→ **Dataset rows about figures**
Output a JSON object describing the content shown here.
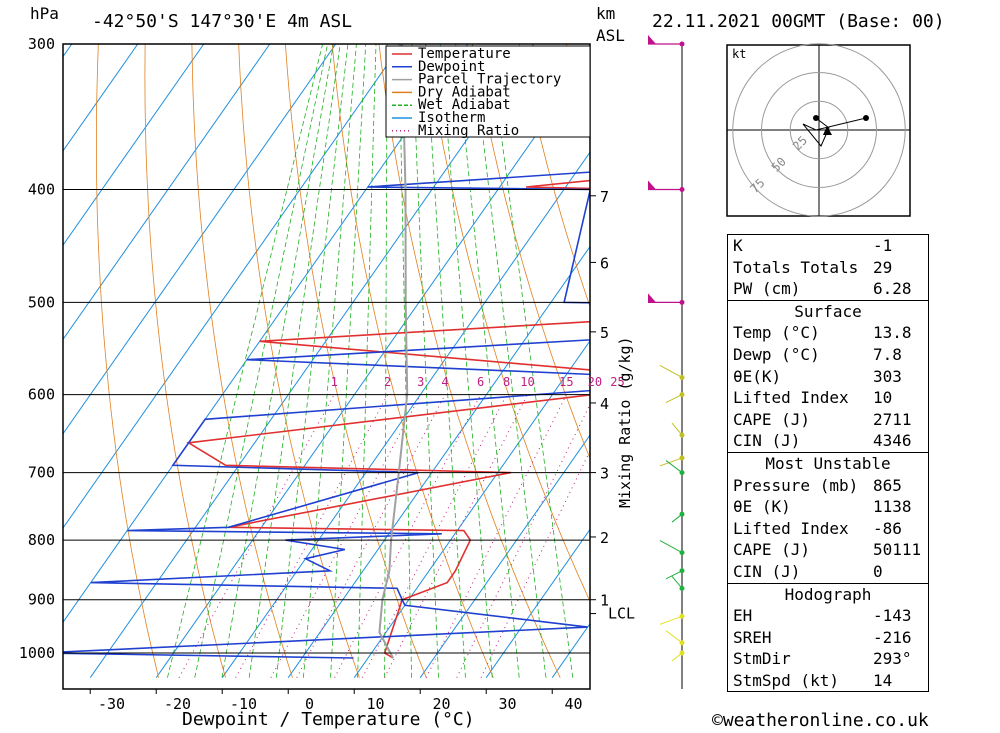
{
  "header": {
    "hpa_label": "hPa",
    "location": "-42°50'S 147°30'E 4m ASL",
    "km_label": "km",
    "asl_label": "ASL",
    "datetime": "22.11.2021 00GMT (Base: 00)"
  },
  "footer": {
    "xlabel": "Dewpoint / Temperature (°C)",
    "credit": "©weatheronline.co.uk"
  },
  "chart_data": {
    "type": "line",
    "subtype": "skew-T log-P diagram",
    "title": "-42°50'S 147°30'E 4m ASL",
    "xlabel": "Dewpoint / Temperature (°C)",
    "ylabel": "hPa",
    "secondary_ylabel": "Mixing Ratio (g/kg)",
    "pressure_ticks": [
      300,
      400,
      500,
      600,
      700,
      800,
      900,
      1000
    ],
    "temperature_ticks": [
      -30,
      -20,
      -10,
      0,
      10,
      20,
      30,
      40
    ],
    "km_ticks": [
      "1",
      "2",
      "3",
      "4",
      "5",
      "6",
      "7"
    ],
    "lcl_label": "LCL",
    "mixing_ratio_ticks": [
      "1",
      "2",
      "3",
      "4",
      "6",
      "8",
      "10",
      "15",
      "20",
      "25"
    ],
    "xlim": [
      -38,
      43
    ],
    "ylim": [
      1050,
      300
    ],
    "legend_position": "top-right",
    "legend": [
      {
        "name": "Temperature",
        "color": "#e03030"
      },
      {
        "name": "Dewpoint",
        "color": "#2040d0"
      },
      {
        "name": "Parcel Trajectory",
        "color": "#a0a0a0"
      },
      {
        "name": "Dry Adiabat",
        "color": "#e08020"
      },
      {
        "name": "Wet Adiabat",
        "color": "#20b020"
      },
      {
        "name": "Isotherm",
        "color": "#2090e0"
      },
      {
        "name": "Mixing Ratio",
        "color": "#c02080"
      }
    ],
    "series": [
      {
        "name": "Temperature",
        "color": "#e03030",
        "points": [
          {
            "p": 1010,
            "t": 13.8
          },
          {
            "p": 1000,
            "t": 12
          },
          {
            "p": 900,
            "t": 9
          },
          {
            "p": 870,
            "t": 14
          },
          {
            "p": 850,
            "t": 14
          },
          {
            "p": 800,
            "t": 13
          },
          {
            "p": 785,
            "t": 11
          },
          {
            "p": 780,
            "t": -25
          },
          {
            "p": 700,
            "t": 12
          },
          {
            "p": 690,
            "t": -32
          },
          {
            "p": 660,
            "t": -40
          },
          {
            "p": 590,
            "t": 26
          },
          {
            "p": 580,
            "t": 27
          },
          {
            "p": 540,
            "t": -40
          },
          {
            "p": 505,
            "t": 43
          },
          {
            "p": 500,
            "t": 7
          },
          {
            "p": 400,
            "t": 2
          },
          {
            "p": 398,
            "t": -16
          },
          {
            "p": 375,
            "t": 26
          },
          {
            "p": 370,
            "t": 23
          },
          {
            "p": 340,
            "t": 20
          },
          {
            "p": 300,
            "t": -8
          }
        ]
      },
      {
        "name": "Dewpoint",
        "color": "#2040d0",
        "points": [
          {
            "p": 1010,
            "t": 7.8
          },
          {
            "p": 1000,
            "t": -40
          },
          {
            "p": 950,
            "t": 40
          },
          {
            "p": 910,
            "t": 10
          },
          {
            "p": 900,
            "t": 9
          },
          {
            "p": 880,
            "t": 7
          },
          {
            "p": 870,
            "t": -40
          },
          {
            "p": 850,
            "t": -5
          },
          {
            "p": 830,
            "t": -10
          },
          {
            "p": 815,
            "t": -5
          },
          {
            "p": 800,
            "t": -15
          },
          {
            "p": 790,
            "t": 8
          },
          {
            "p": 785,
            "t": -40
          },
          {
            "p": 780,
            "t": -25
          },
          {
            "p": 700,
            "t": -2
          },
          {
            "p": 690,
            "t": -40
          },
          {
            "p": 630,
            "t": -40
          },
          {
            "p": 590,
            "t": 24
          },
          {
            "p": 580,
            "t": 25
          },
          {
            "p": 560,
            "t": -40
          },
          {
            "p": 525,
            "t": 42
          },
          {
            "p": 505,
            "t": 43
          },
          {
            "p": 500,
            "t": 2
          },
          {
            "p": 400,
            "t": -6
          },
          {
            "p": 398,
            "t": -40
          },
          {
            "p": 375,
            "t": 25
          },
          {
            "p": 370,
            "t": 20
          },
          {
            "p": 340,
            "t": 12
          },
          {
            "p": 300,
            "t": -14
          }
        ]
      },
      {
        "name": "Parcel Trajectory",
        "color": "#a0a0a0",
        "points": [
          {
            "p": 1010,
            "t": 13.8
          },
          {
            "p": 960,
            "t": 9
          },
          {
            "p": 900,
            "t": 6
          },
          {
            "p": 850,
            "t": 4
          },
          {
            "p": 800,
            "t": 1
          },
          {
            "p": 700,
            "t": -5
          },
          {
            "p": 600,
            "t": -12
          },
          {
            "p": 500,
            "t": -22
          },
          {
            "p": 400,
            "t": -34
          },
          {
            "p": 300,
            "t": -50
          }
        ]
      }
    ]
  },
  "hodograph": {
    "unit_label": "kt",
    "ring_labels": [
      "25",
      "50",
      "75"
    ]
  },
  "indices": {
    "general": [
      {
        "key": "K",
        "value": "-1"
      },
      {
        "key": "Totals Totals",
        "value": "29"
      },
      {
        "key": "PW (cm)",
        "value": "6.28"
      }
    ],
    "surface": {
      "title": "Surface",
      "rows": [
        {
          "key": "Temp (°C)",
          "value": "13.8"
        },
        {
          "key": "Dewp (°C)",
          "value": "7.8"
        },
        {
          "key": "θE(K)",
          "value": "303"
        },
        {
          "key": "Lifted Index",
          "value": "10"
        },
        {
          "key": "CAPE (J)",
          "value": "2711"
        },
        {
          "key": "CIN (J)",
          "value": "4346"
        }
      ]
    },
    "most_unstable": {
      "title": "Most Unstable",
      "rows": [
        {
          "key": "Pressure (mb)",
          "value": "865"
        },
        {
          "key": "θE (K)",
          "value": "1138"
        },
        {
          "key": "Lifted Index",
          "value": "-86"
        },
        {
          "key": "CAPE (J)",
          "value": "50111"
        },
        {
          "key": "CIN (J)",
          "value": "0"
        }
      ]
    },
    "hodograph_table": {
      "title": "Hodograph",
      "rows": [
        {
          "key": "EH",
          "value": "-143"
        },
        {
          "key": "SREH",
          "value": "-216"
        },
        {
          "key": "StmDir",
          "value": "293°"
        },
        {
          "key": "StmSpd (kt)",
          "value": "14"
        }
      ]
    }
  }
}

→ **Exercise task**
Return the listing above in full and without alteration, excluding its pictures.

→ **The response**
Output a JSON object describing the content shown here.
{
  "header": {
    "hpa_label": "hPa",
    "location": "-42°50'S 147°30'E 4m ASL",
    "km_label": "km",
    "asl_label": "ASL",
    "datetime": "22.11.2021 00GMT (Base: 00)"
  },
  "footer": {
    "xlabel": "Dewpoint / Temperature (°C)",
    "credit": "©weatheronline.co.uk"
  },
  "chart_data": {
    "type": "line",
    "subtype": "skew-T log-P diagram",
    "title": "-42°50'S 147°30'E 4m ASL",
    "xlabel": "Dewpoint / Temperature (°C)",
    "ylabel": "hPa",
    "secondary_ylabel": "Mixing Ratio (g/kg)",
    "pressure_ticks": [
      300,
      400,
      500,
      600,
      700,
      800,
      900,
      1000
    ],
    "temperature_ticks": [
      -30,
      -20,
      -10,
      0,
      10,
      20,
      30,
      40
    ],
    "km_ticks": [
      "1",
      "2",
      "3",
      "4",
      "5",
      "6",
      "7"
    ],
    "lcl_label": "LCL",
    "mixing_ratio_ticks": [
      "1",
      "2",
      "3",
      "4",
      "6",
      "8",
      "10",
      "15",
      "20",
      "25"
    ],
    "xlim": [
      -38,
      43
    ],
    "ylim": [
      1050,
      300
    ],
    "legend_position": "top-right",
    "legend": [
      {
        "name": "Temperature",
        "color": "#e03030"
      },
      {
        "name": "Dewpoint",
        "color": "#2040d0"
      },
      {
        "name": "Parcel Trajectory",
        "color": "#a0a0a0"
      },
      {
        "name": "Dry Adiabat",
        "color": "#e08020"
      },
      {
        "name": "Wet Adiabat",
        "color": "#20b020"
      },
      {
        "name": "Isotherm",
        "color": "#2090e0"
      },
      {
        "name": "Mixing Ratio",
        "color": "#c02080"
      }
    ],
    "series": [
      {
        "name": "Temperature",
        "color": "#e03030",
        "points": [
          {
            "p": 1010,
            "t": 13.8
          },
          {
            "p": 1000,
            "t": 12
          },
          {
            "p": 900,
            "t": 9
          },
          {
            "p": 870,
            "t": 14
          },
          {
            "p": 850,
            "t": 14
          },
          {
            "p": 800,
            "t": 13
          },
          {
            "p": 785,
            "t": 11
          },
          {
            "p": 780,
            "t": -25
          },
          {
            "p": 700,
            "t": 12
          },
          {
            "p": 690,
            "t": -32
          },
          {
            "p": 660,
            "t": -40
          },
          {
            "p": 590,
            "t": 26
          },
          {
            "p": 580,
            "t": 27
          },
          {
            "p": 540,
            "t": -40
          },
          {
            "p": 505,
            "t": 43
          },
          {
            "p": 500,
            "t": 7
          },
          {
            "p": 400,
            "t": 2
          },
          {
            "p": 398,
            "t": -16
          },
          {
            "p": 375,
            "t": 26
          },
          {
            "p": 370,
            "t": 23
          },
          {
            "p": 340,
            "t": 20
          },
          {
            "p": 300,
            "t": -8
          }
        ]
      },
      {
        "name": "Dewpoint",
        "color": "#2040d0",
        "points": [
          {
            "p": 1010,
            "t": 7.8
          },
          {
            "p": 1000,
            "t": -40
          },
          {
            "p": 950,
            "t": 40
          },
          {
            "p": 910,
            "t": 10
          },
          {
            "p": 900,
            "t": 9
          },
          {
            "p": 880,
            "t": 7
          },
          {
            "p": 870,
            "t": -40
          },
          {
            "p": 850,
            "t": -5
          },
          {
            "p": 830,
            "t": -10
          },
          {
            "p": 815,
            "t": -5
          },
          {
            "p": 800,
            "t": -15
          },
          {
            "p": 790,
            "t": 8
          },
          {
            "p": 785,
            "t": -40
          },
          {
            "p": 780,
            "t": -25
          },
          {
            "p": 700,
            "t": -2
          },
          {
            "p": 690,
            "t": -40
          },
          {
            "p": 630,
            "t": -40
          },
          {
            "p": 590,
            "t": 24
          },
          {
            "p": 580,
            "t": 25
          },
          {
            "p": 560,
            "t": -40
          },
          {
            "p": 525,
            "t": 42
          },
          {
            "p": 505,
            "t": 43
          },
          {
            "p": 500,
            "t": 2
          },
          {
            "p": 400,
            "t": -6
          },
          {
            "p": 398,
            "t": -40
          },
          {
            "p": 375,
            "t": 25
          },
          {
            "p": 370,
            "t": 20
          },
          {
            "p": 340,
            "t": 12
          },
          {
            "p": 300,
            "t": -14
          }
        ]
      },
      {
        "name": "Parcel Trajectory",
        "color": "#a0a0a0",
        "points": [
          {
            "p": 1010,
            "t": 13.8
          },
          {
            "p": 960,
            "t": 9
          },
          {
            "p": 900,
            "t": 6
          },
          {
            "p": 850,
            "t": 4
          },
          {
            "p": 800,
            "t": 1
          },
          {
            "p": 700,
            "t": -5
          },
          {
            "p": 600,
            "t": -12
          },
          {
            "p": 500,
            "t": -22
          },
          {
            "p": 400,
            "t": -34
          },
          {
            "p": 300,
            "t": -50
          }
        ]
      }
    ]
  },
  "hodograph": {
    "unit_label": "kt",
    "ring_labels": [
      "25",
      "50",
      "75"
    ]
  },
  "indices": {
    "general": [
      {
        "key": "K",
        "value": "-1"
      },
      {
        "key": "Totals Totals",
        "value": "29"
      },
      {
        "key": "PW (cm)",
        "value": "6.28"
      }
    ],
    "surface": {
      "title": "Surface",
      "rows": [
        {
          "key": "Temp (°C)",
          "value": "13.8"
        },
        {
          "key": "Dewp (°C)",
          "value": "7.8"
        },
        {
          "key": "θE(K)",
          "value": "303"
        },
        {
          "key": "Lifted Index",
          "value": "10"
        },
        {
          "key": "CAPE (J)",
          "value": "2711"
        },
        {
          "key": "CIN (J)",
          "value": "4346"
        }
      ]
    },
    "most_unstable": {
      "title": "Most Unstable",
      "rows": [
        {
          "key": "Pressure (mb)",
          "value": "865"
        },
        {
          "key": "θE (K)",
          "value": "1138"
        },
        {
          "key": "Lifted Index",
          "value": "-86"
        },
        {
          "key": "CAPE (J)",
          "value": "50111"
        },
        {
          "key": "CIN (J)",
          "value": "0"
        }
      ]
    },
    "hodograph_table": {
      "title": "Hodograph",
      "rows": [
        {
          "key": "EH",
          "value": "-143"
        },
        {
          "key": "SREH",
          "value": "-216"
        },
        {
          "key": "StmDir",
          "value": "293°"
        },
        {
          "key": "StmSpd (kt)",
          "value": "14"
        }
      ]
    }
  }
}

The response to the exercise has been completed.